## What you need to do
Only a number is wanted. Count the lines holding the string "image".

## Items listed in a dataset
· · · · ·

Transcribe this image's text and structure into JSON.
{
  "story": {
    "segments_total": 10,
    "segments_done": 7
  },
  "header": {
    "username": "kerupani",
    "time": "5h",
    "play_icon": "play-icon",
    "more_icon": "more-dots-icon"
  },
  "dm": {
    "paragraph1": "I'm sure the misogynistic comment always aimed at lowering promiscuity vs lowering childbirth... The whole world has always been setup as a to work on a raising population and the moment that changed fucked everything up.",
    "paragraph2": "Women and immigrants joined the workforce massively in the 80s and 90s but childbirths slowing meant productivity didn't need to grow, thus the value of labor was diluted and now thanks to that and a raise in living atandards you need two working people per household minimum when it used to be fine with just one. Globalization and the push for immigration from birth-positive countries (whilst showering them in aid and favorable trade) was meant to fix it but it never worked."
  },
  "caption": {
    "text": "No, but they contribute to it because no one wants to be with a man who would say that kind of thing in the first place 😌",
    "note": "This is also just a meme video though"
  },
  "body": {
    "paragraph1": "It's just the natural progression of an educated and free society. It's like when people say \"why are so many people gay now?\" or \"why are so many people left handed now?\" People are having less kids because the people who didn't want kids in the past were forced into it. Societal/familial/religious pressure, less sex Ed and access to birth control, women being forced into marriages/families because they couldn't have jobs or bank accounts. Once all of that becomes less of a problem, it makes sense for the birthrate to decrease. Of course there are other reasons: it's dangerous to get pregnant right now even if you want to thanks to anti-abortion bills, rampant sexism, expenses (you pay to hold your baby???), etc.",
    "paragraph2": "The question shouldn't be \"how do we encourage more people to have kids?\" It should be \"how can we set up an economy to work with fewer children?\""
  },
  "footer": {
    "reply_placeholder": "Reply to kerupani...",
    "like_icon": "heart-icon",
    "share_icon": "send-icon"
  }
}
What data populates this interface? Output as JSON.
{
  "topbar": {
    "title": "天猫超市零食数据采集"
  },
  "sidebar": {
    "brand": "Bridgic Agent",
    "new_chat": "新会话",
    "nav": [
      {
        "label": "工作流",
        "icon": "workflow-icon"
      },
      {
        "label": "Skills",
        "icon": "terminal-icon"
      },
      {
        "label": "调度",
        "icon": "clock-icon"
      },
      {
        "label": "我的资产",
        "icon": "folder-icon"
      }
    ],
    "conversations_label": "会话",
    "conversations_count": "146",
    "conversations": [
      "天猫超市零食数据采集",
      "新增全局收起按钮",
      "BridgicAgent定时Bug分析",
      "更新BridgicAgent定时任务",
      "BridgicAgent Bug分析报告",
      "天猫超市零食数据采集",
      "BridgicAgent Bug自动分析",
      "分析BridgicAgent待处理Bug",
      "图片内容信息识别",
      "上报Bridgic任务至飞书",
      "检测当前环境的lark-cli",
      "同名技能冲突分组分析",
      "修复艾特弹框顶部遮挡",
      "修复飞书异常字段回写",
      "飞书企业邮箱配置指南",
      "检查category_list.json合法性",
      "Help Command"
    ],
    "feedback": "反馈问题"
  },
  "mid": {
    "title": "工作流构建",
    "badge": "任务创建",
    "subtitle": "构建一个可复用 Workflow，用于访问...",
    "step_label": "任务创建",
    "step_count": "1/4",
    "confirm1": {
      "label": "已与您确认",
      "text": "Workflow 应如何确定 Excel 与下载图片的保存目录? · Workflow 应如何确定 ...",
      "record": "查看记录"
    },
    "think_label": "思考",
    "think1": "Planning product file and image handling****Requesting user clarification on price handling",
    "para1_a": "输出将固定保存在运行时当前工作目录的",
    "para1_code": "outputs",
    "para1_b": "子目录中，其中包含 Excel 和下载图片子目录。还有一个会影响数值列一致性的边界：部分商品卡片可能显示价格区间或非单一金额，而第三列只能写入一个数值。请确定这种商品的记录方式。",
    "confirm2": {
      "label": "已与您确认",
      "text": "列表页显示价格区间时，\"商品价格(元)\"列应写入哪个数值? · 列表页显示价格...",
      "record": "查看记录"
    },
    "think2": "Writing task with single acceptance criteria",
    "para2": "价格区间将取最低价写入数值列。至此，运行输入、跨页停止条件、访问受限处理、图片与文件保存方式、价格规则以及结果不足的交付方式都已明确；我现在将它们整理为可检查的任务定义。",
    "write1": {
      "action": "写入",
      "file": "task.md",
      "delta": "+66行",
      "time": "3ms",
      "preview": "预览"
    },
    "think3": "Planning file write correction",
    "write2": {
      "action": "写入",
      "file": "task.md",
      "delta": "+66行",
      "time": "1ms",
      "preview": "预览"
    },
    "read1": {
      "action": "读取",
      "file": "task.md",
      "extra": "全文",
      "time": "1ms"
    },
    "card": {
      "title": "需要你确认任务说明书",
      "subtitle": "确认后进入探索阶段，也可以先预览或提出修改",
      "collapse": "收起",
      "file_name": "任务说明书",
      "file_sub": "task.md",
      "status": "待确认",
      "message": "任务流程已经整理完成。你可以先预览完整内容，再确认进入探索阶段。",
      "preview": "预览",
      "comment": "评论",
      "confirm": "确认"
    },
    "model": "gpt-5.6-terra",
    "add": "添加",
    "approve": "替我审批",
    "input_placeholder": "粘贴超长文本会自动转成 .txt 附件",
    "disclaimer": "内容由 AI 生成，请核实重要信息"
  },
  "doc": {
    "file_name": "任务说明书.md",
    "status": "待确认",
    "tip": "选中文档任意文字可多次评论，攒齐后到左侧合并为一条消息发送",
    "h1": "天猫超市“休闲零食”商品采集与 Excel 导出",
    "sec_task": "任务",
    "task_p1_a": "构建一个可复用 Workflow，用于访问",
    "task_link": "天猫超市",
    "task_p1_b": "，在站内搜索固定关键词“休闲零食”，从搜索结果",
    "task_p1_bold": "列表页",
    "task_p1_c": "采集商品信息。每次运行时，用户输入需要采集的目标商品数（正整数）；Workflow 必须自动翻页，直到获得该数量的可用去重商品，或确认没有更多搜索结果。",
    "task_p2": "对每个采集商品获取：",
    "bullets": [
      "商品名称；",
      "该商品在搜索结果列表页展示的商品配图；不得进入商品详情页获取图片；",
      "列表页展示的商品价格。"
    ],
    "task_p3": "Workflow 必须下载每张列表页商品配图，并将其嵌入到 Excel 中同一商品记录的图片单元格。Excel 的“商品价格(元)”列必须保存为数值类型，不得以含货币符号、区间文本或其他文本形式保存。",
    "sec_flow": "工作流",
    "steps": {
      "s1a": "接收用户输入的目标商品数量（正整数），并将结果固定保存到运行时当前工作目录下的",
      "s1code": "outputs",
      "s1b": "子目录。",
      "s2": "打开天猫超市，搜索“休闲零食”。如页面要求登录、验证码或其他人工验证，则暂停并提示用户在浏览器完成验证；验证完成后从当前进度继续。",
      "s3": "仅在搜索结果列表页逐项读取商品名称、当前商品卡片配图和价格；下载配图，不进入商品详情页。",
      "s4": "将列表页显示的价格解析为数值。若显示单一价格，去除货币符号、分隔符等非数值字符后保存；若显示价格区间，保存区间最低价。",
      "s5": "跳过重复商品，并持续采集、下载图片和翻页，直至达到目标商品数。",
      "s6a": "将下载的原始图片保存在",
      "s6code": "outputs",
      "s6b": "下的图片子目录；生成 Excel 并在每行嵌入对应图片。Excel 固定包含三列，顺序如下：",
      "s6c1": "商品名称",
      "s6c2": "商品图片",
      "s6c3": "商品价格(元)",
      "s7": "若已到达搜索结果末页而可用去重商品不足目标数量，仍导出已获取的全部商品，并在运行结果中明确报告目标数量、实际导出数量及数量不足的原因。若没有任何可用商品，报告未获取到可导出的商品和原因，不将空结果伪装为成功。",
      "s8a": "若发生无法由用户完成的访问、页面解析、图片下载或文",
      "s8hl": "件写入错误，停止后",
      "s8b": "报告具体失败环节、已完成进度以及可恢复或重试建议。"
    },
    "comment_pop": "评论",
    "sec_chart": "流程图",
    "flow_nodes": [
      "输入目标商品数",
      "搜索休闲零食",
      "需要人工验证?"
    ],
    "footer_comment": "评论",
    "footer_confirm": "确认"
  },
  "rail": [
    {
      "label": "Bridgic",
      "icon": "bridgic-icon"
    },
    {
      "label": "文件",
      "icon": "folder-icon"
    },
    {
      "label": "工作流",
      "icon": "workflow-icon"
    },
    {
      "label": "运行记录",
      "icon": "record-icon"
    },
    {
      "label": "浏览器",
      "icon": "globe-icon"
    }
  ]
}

· · · · ·

## Answer to the task
2